+++ Recorded information +++

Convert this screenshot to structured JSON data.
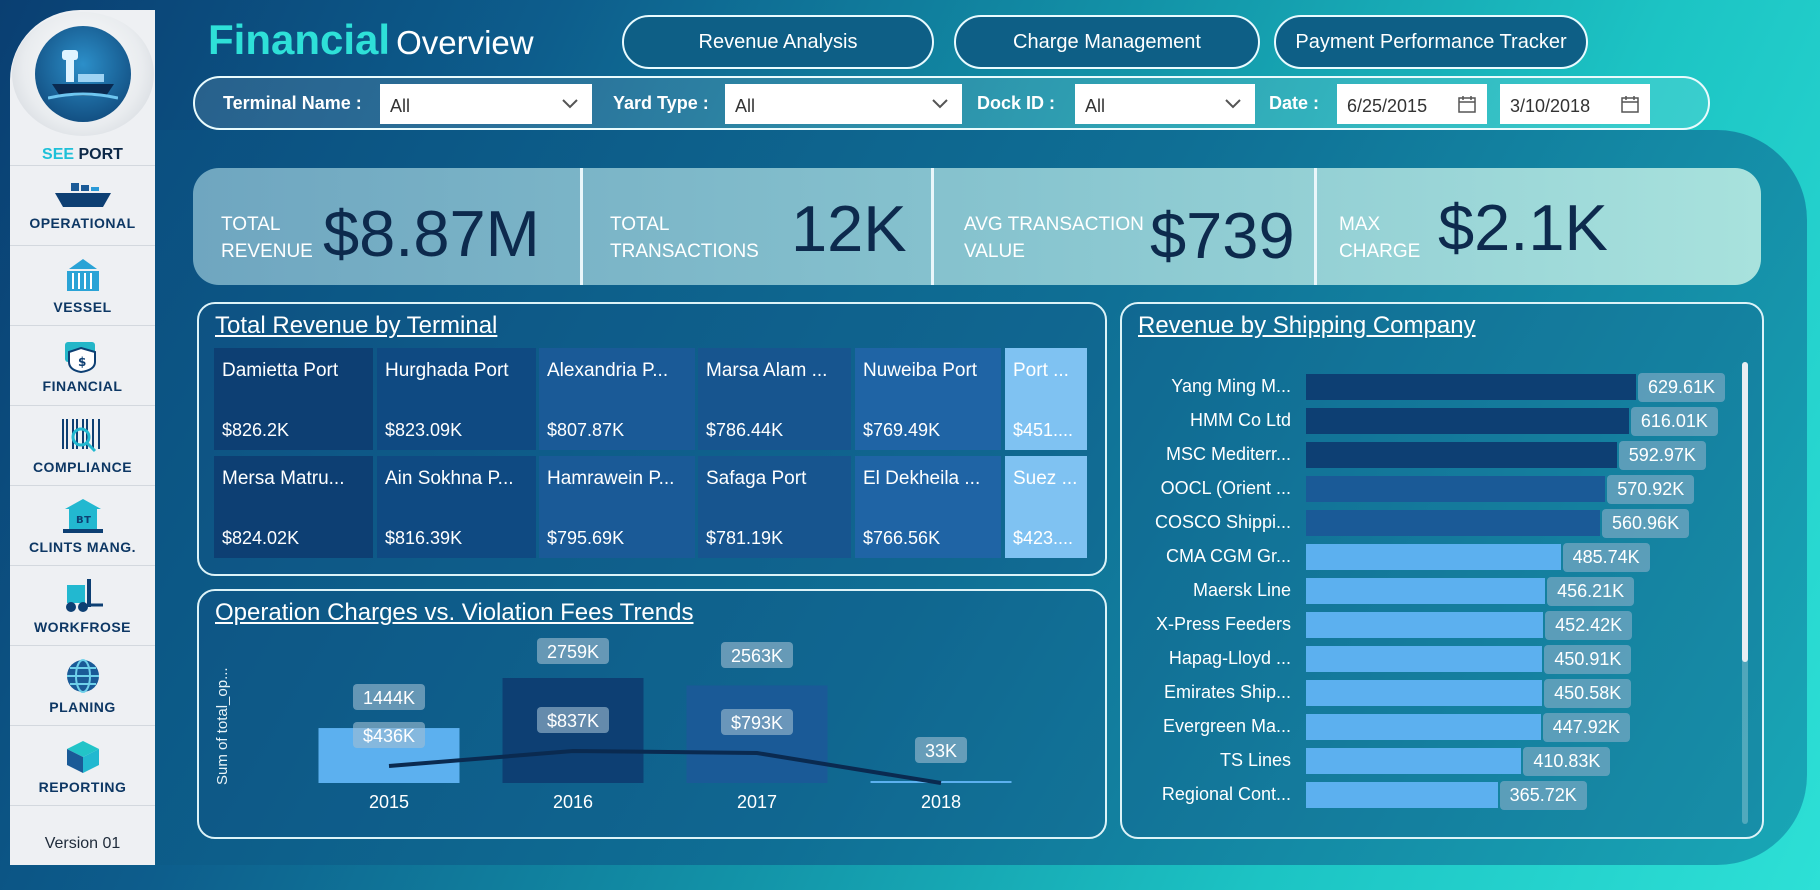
{
  "sidebar": {
    "brand_see": "SEE",
    "brand_port": "PORT",
    "version": "Version 01",
    "items": [
      {
        "label": "OPERATIONAL",
        "icon": "ship-icon"
      },
      {
        "label": "VESSEL",
        "icon": "container-icon"
      },
      {
        "label": "FINANCIAL",
        "icon": "money-icon"
      },
      {
        "label": "COMPLIANCE",
        "icon": "barcode-icon"
      },
      {
        "label": "CLINTS MANG.",
        "icon": "client-icon"
      },
      {
        "label": "WORKFROSE",
        "icon": "forklift-icon"
      },
      {
        "label": "PLANING",
        "icon": "globe-icon"
      },
      {
        "label": "REPORTING",
        "icon": "box-icon"
      }
    ]
  },
  "header": {
    "title_main": "Financial",
    "title_sub": "Overview",
    "nav": [
      "Revenue Analysis",
      "Charge Management",
      "Payment Performance Tracker"
    ]
  },
  "filters": {
    "terminal_label": "Terminal Name :",
    "terminal_value": "All",
    "yard_label": "Yard Type :",
    "yard_value": "All",
    "dock_label": "Dock ID :",
    "dock_value": "All",
    "date_label": "Date :",
    "date_from": "6/25/2015",
    "date_to": "3/10/2018"
  },
  "kpis": [
    {
      "label1": "TOTAL",
      "label2": "REVENUE",
      "value": "$8.87M"
    },
    {
      "label1": "TOTAL",
      "label2": "TRANSACTIONS",
      "value": "12K"
    },
    {
      "label1": "AVG TRANSACTION",
      "label2": "VALUE",
      "value": "$739"
    },
    {
      "label1": "MAX",
      "label2": "CHARGE",
      "value": "$2.1K"
    }
  ],
  "treemap": {
    "title": "Total Revenue by Terminal",
    "tiles": [
      {
        "name": "Damietta Port",
        "value": "$826.2K"
      },
      {
        "name": "Hurghada Port",
        "value": "$823.09K"
      },
      {
        "name": "Alexandria P...",
        "value": "$807.87K"
      },
      {
        "name": "Marsa Alam ...",
        "value": "$786.44K"
      },
      {
        "name": "Nuweiba Port",
        "value": "$769.49K"
      },
      {
        "name": "Port ...",
        "value": "$451...."
      },
      {
        "name": "Mersa Matru...",
        "value": "$824.02K"
      },
      {
        "name": "Ain Sokhna P...",
        "value": "$816.39K"
      },
      {
        "name": "Hamrawein P...",
        "value": "$795.69K"
      },
      {
        "name": "Safaga Port",
        "value": "$781.19K"
      },
      {
        "name": "El Dekheila ...",
        "value": "$766.56K"
      },
      {
        "name": "Suez ...",
        "value": "$423...."
      }
    ]
  },
  "combo": {
    "title": "Operation Charges vs. Violation Fees Trends",
    "ylabel": "Sum of total_op...",
    "years": [
      "2015",
      "2016",
      "2017",
      "2018"
    ],
    "bar_labels": [
      "1444K",
      "2759K",
      "2563K",
      "33K"
    ],
    "line_labels": [
      "$436K",
      "$837K",
      "$793K",
      ""
    ]
  },
  "shipping": {
    "title": "Revenue by Shipping Company"
  },
  "chart_data": [
    {
      "type": "bar",
      "title": "Revenue by Shipping Company",
      "orientation": "horizontal",
      "categories": [
        "Yang Ming M...",
        "HMM Co Ltd",
        "MSC Mediterr...",
        "OOCL (Orient ...",
        "COSCO Shippi...",
        "CMA CGM Gr...",
        "Maersk Line",
        "X-Press Feeders",
        "Hapag-Lloyd ...",
        "Emirates Ship...",
        "Evergreen Ma...",
        "TS Lines",
        "Regional Cont..."
      ],
      "values": [
        629.61,
        616.01,
        592.97,
        570.92,
        560.96,
        485.74,
        456.21,
        452.42,
        450.91,
        450.58,
        447.92,
        410.83,
        365.72
      ],
      "labels": [
        "629.61K",
        "616.01K",
        "592.97K",
        "570.92K",
        "560.96K",
        "485.74K",
        "456.21K",
        "452.42K",
        "450.91K",
        "450.58K",
        "447.92K",
        "410.83K",
        "365.72K"
      ],
      "colors": [
        "#0d3f73",
        "#0d3f73",
        "#0d3f73",
        "#1a5a97",
        "#1a5a97",
        "#5cb0ef",
        "#5cb0ef",
        "#5cb0ef",
        "#5cb0ef",
        "#5cb0ef",
        "#5cb0ef",
        "#5cb0ef",
        "#5cb0ef"
      ]
    },
    {
      "type": "bar",
      "title": "Operation Charges vs. Violation Fees Trends",
      "categories": [
        "2015",
        "2016",
        "2017",
        "2018"
      ],
      "series": [
        {
          "values": [
            1444,
            2759,
            2563,
            33
          ]
        },
        {
          "values": [
            436,
            837,
            793,
            60
          ]
        }
      ],
      "ylabel": "Sum of total_op..."
    }
  ]
}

+++

Check each line above for the word "Trends" and copy the ones that have it.

    "title": "Operation Charges vs. Violation Fees Trends",
      "title": "Operation Charges vs. Violation Fees Trends",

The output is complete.